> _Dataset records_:
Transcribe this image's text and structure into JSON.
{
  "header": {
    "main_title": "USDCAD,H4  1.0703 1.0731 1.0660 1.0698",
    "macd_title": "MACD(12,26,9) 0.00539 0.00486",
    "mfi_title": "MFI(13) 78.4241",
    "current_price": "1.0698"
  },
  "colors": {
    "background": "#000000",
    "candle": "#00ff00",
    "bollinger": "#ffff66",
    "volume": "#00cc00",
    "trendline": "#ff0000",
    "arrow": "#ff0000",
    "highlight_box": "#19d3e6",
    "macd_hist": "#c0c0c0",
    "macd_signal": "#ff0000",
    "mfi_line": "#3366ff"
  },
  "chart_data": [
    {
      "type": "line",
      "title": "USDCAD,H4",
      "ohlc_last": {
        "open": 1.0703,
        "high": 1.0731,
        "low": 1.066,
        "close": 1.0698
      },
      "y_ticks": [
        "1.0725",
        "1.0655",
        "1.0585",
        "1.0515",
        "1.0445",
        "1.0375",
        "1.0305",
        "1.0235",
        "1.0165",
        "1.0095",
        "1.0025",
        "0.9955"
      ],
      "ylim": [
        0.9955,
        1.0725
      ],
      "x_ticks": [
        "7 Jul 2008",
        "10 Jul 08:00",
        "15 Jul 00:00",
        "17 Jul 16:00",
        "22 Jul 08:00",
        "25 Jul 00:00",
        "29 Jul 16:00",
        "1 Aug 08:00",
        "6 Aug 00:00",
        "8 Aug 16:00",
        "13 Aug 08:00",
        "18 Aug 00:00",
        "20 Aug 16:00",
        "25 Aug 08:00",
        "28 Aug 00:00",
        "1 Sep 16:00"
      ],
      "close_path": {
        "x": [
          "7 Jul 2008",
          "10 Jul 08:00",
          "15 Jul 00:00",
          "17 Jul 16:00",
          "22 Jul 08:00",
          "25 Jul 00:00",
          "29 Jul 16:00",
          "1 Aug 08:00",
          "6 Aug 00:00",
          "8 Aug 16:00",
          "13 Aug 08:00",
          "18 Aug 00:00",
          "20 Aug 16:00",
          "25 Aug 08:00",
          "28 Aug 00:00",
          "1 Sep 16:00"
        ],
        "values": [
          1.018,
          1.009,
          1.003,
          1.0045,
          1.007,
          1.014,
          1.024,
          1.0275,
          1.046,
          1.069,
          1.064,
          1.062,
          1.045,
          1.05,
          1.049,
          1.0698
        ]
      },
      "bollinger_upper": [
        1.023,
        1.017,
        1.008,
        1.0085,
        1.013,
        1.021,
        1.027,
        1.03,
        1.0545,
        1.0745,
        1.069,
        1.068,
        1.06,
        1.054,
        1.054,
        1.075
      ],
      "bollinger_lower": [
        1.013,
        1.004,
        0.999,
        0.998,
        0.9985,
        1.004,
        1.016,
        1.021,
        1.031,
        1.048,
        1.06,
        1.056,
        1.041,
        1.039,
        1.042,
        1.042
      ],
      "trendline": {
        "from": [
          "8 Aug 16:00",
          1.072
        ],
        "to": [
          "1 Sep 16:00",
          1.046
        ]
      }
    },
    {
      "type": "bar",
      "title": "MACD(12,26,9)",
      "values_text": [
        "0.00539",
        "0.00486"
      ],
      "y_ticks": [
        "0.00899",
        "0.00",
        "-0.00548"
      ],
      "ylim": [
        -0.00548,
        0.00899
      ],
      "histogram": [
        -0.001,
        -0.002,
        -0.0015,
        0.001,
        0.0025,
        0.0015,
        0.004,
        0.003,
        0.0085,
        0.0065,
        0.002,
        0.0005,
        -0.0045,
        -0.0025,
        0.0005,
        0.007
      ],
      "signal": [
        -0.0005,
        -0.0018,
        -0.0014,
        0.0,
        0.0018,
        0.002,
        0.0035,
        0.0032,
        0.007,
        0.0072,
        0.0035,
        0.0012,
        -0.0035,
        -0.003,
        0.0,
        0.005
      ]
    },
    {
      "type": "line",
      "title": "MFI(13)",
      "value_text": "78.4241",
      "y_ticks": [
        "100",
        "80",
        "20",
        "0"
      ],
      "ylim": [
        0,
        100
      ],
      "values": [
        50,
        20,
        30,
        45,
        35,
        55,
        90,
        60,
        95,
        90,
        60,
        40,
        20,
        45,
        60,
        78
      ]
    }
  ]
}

> _REQUIRED TASK_: Write out the listing once more, matching it exactly.

> _OUTPUT OF THE EXERCISE_:
Transcribe this image's text and structure into JSON.
{
  "header": {
    "main_title": "USDCAD,H4  1.0703 1.0731 1.0660 1.0698",
    "macd_title": "MACD(12,26,9) 0.00539 0.00486",
    "mfi_title": "MFI(13) 78.4241",
    "current_price": "1.0698"
  },
  "colors": {
    "background": "#000000",
    "candle": "#00ff00",
    "bollinger": "#ffff66",
    "volume": "#00cc00",
    "trendline": "#ff0000",
    "arrow": "#ff0000",
    "highlight_box": "#19d3e6",
    "macd_hist": "#c0c0c0",
    "macd_signal": "#ff0000",
    "mfi_line": "#3366ff"
  },
  "chart_data": [
    {
      "type": "line",
      "title": "USDCAD,H4",
      "ohlc_last": {
        "open": 1.0703,
        "high": 1.0731,
        "low": 1.066,
        "close": 1.0698
      },
      "y_ticks": [
        "1.0725",
        "1.0655",
        "1.0585",
        "1.0515",
        "1.0445",
        "1.0375",
        "1.0305",
        "1.0235",
        "1.0165",
        "1.0095",
        "1.0025",
        "0.9955"
      ],
      "ylim": [
        0.9955,
        1.0725
      ],
      "x_ticks": [
        "7 Jul 2008",
        "10 Jul 08:00",
        "15 Jul 00:00",
        "17 Jul 16:00",
        "22 Jul 08:00",
        "25 Jul 00:00",
        "29 Jul 16:00",
        "1 Aug 08:00",
        "6 Aug 00:00",
        "8 Aug 16:00",
        "13 Aug 08:00",
        "18 Aug 00:00",
        "20 Aug 16:00",
        "25 Aug 08:00",
        "28 Aug 00:00",
        "1 Sep 16:00"
      ],
      "close_path": {
        "x": [
          "7 Jul 2008",
          "10 Jul 08:00",
          "15 Jul 00:00",
          "17 Jul 16:00",
          "22 Jul 08:00",
          "25 Jul 00:00",
          "29 Jul 16:00",
          "1 Aug 08:00",
          "6 Aug 00:00",
          "8 Aug 16:00",
          "13 Aug 08:00",
          "18 Aug 00:00",
          "20 Aug 16:00",
          "25 Aug 08:00",
          "28 Aug 00:00",
          "1 Sep 16:00"
        ],
        "values": [
          1.018,
          1.009,
          1.003,
          1.0045,
          1.007,
          1.014,
          1.024,
          1.0275,
          1.046,
          1.069,
          1.064,
          1.062,
          1.045,
          1.05,
          1.049,
          1.0698
        ]
      },
      "bollinger_upper": [
        1.023,
        1.017,
        1.008,
        1.0085,
        1.013,
        1.021,
        1.027,
        1.03,
        1.0545,
        1.0745,
        1.069,
        1.068,
        1.06,
        1.054,
        1.054,
        1.075
      ],
      "bollinger_lower": [
        1.013,
        1.004,
        0.999,
        0.998,
        0.9985,
        1.004,
        1.016,
        1.021,
        1.031,
        1.048,
        1.06,
        1.056,
        1.041,
        1.039,
        1.042,
        1.042
      ],
      "trendline": {
        "from": [
          "8 Aug 16:00",
          1.072
        ],
        "to": [
          "1 Sep 16:00",
          1.046
        ]
      }
    },
    {
      "type": "bar",
      "title": "MACD(12,26,9)",
      "values_text": [
        "0.00539",
        "0.00486"
      ],
      "y_ticks": [
        "0.00899",
        "0.00",
        "-0.00548"
      ],
      "ylim": [
        -0.00548,
        0.00899
      ],
      "histogram": [
        -0.001,
        -0.002,
        -0.0015,
        0.001,
        0.0025,
        0.0015,
        0.004,
        0.003,
        0.0085,
        0.0065,
        0.002,
        0.0005,
        -0.0045,
        -0.0025,
        0.0005,
        0.007
      ],
      "signal": [
        -0.0005,
        -0.0018,
        -0.0014,
        0.0,
        0.0018,
        0.002,
        0.0035,
        0.0032,
        0.007,
        0.0072,
        0.0035,
        0.0012,
        -0.0035,
        -0.003,
        0.0,
        0.005
      ]
    },
    {
      "type": "line",
      "title": "MFI(13)",
      "value_text": "78.4241",
      "y_ticks": [
        "100",
        "80",
        "20",
        "0"
      ],
      "ylim": [
        0,
        100
      ],
      "values": [
        50,
        20,
        30,
        45,
        35,
        55,
        90,
        60,
        95,
        90,
        60,
        40,
        20,
        45,
        60,
        78
      ]
    }
  ]
}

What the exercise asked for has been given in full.